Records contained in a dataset
--- begin ---

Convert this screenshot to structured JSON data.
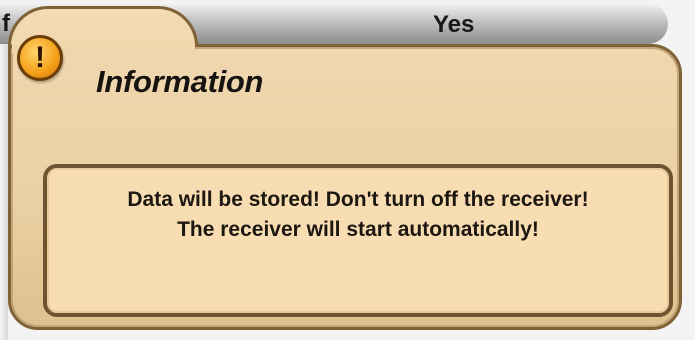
{
  "background_menu": {
    "left_fragment": "f",
    "value": "Yes"
  },
  "dialog": {
    "icon": "exclamation-warning-icon",
    "icon_glyph": "!",
    "title": "Information",
    "message_lines": [
      "Data will be stored! Don't turn off the receiver!",
      "The receiver will start automatically!"
    ]
  },
  "colors": {
    "dialog_background": "#ead0a3",
    "dialog_border": "#7f6236",
    "message_background": "#f7ddb1",
    "warning_icon": "#f6a11b"
  }
}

--- end ---

Task objective
Check each line above for the string "receiver", then copy the ones that have it.

Written answer
      "Data will be stored! Don't turn off the receiver!",
      "The receiver will start automatically!"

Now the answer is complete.